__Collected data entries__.
◆ ◆ ◆ ◆ ◆ ◆ ◆
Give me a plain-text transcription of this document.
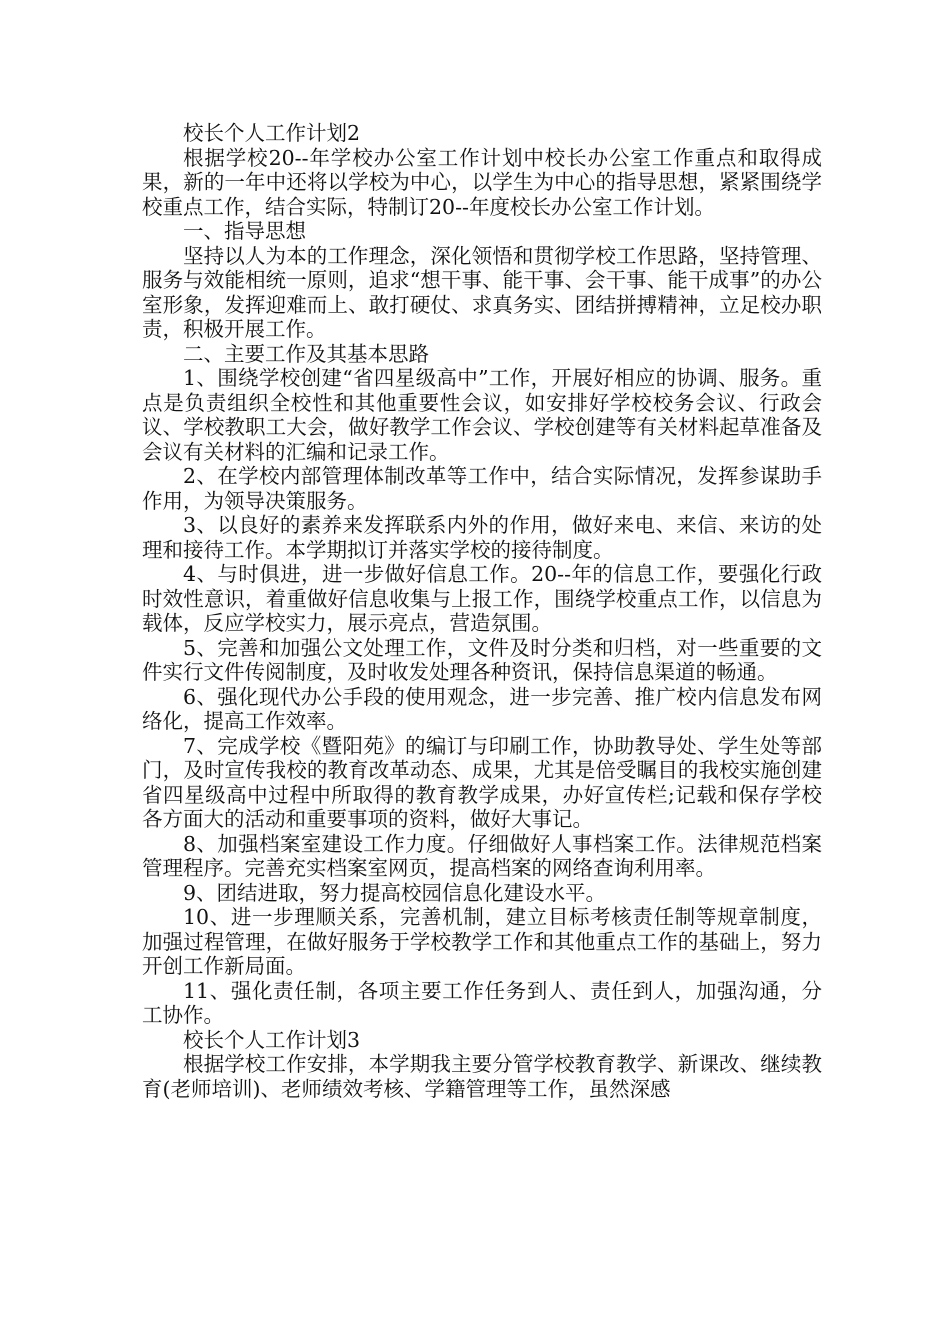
校长个人工作计划2

根据学校20--年学校办公室工作计划中校长办公室工作重点和取得成果，新的一年中还将以学校为中心，以学生为中心的指导思想，紧紧围绕学校重点工作，结合实际，特制订20--年度校长办公室工作计划。

一、指导思想

坚持以人为本的工作理念，深化领悟和贯彻学校工作思路，坚持管理、服务与效能相统一原则，追求“想干事、能干事、会干事、能干成事”的办公室形象，发挥迎难而上、敢打硬仗、求真务实、团结拼搏精神，立足校办职责，积极开展工作。

二、主要工作及其基本思路

1、围绕学校创建“省四星级高中”工作，开展好相应的协调、服务。重点是负责组织全校性和其他重要性会议，如安排好学校校务会议、行政会议、学校教职工大会，做好教学工作会议、学校创建等有关材料起草准备及会议有关材料的汇编和记录工作。

2、在学校内部管理体制改革等工作中，结合实际情况，发挥参谋助手作用，为领导决策服务。

3、以良好的素养来发挥联系内外的作用，做好来电、来信、来访的处理和接待工作。本学期拟订并落实学校的接待制度。

4、与时俱进，进一步做好信息工作。20--年的信息工作，要强化行政时效性意识，着重做好信息收集与上报工作，围绕学校重点工作，以信息为载体，反应学校实力，展示亮点，营造氛围。

5、完善和加强公文处理工作，文件及时分类和归档，对一些重要的文件实行文件传阅制度，及时收发处理各种资讯，保持信息渠道的畅通。

6、强化现代办公手段的使用观念，进一步完善、推广校内信息发布网络化，提高工作效率。

7、完成学校《暨阳苑》的编订与印刷工作，协助教导处、学生处等部门，及时宣传我校的教育改革动态、成果，尤其是倍受瞩目的我校实施创建省四星级高中过程中所取得的教育教学成果，办好宣传栏;记载和保存学校各方面大的活动和重要事项的资料，做好大事记。

8、加强档案室建设工作力度。仔细做好人事档案工作。法律规范档案管理程序。完善充实档案室网页，提高档案的网络查询利用率。

9、团结进取，努力提高校园信息化建设水平。

10、进一步理顺关系，完善机制，建立目标考核责任制等规章制度，加强过程管理，在做好服务于学校教学工作和其他重点工作的基础上，努力开创工作新局面。

11、强化责任制，各项主要工作任务到人、责任到人，加强沟通，分工协作。

校长个人工作计划3

根据学校工作安排，本学期我主要分管学校教育教学、新课改、继续教育(老师培训)、老师绩效考核、学籍管理等工作，虽然深感
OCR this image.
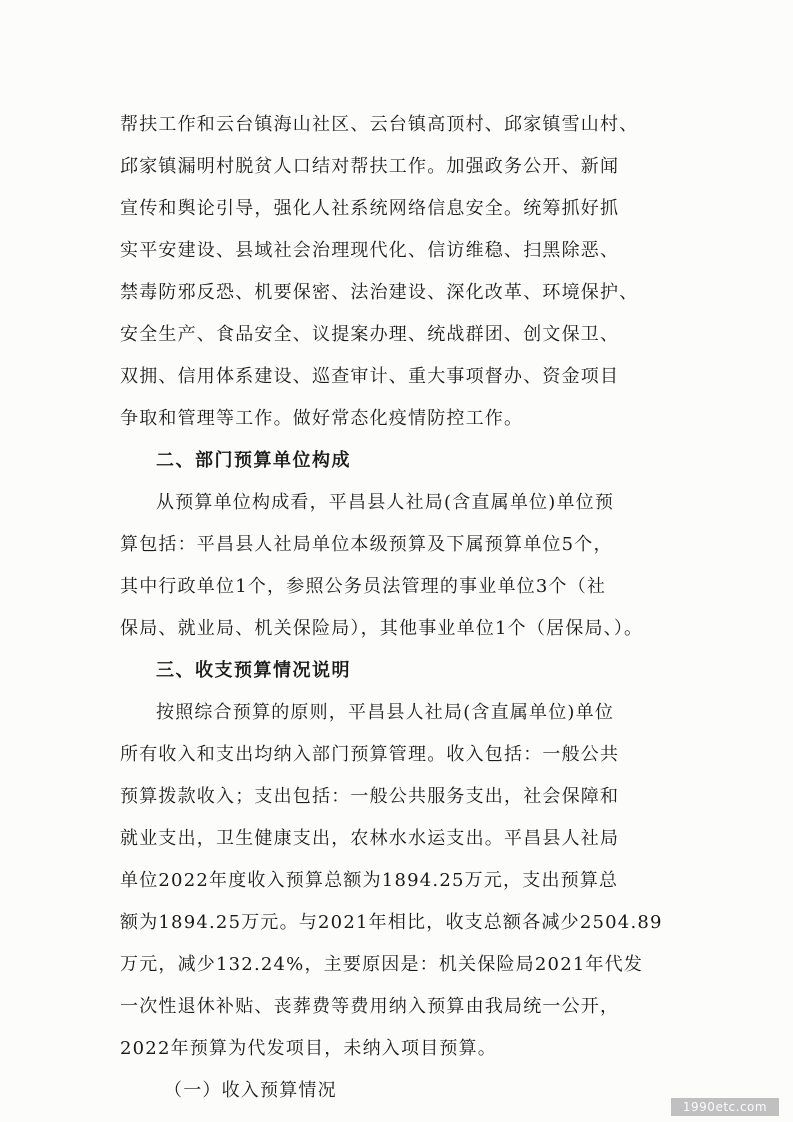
帮扶工作和云台镇海山社区、云台镇高顶村、邱家镇雪山村、
邱家镇漏明村脱贫人口结对帮扶工作。加强政务公开、新闻
宣传和舆论引导，强化人社系统网络信息安全。统筹抓好抓
实平安建设、县域社会治理现代化、信访维稳、扫黑除恶、
禁毒防邪反恐、机要保密、法治建设、深化改革、环境保护、
安全生产、食品安全、议提案办理、统战群团、创文保卫、
双拥、信用体系建设、巡查审计、重大事项督办、资金项目
争取和管理等工作。做好常态化疫情防控工作。
二、部门预算单位构成
从预算单位构成看，平昌县人社局(含直属单位)单位预
算包括：平昌县人社局单位本级预算及下属预算单位5个，
其中行政单位1个，参照公务员法管理的事业单位3个（社
保局、就业局、机关保险局），其他事业单位1个（居保局、）。
三、收支预算情况说明
按照综合预算的原则，平昌县人社局(含直属单位)单位
所有收入和支出均纳入部门预算管理。收入包括：一般公共
预算拨款收入；支出包括：一般公共服务支出，社会保障和
就业支出，卫生健康支出，农林水水运支出。平昌县人社局
单位2022年度收入预算总额为1894.25万元，支出预算总
额为1894.25万元。与2021年相比，收支总额各减少2504.89
万元，减少132.24%，主要原因是：机关保险局2021年代发
一次性退休补贴、丧葬费等费用纳入预算由我局统一公开，
2022年预算为代发项目，未纳入项目预算。
（一）收入预算情况
1990etc.com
◆ ◆ ◆ ◆ ◆ ◆ ◆
Starting with the line that holds "OCR this image.", repeat exactly every line through the end of the material above, both ends included, without the pictures.

OCR this image.
帮扶工作和云台镇海山社区、云台镇高顶村、邱家镇雪山村、
邱家镇漏明村脱贫人口结对帮扶工作。加强政务公开、新闻
宣传和舆论引导，强化人社系统网络信息安全。统筹抓好抓
实平安建设、县域社会治理现代化、信访维稳、扫黑除恶、
禁毒防邪反恐、机要保密、法治建设、深化改革、环境保护、
安全生产、食品安全、议提案办理、统战群团、创文保卫、
双拥、信用体系建设、巡查审计、重大事项督办、资金项目
争取和管理等工作。做好常态化疫情防控工作。
二、部门预算单位构成
从预算单位构成看，平昌县人社局(含直属单位)单位预
算包括：平昌县人社局单位本级预算及下属预算单位5个，
其中行政单位1个，参照公务员法管理的事业单位3个（社
保局、就业局、机关保险局），其他事业单位1个（居保局、）。
三、收支预算情况说明
按照综合预算的原则，平昌县人社局(含直属单位)单位
所有收入和支出均纳入部门预算管理。收入包括：一般公共
预算拨款收入；支出包括：一般公共服务支出，社会保障和
就业支出，卫生健康支出，农林水水运支出。平昌县人社局
单位2022年度收入预算总额为1894.25万元，支出预算总
额为1894.25万元。与2021年相比，收支总额各减少2504.89
万元，减少132.24%，主要原因是：机关保险局2021年代发
一次性退休补贴、丧葬费等费用纳入预算由我局统一公开，
2022年预算为代发项目，未纳入项目预算。
（一）收入预算情况
1990etc.com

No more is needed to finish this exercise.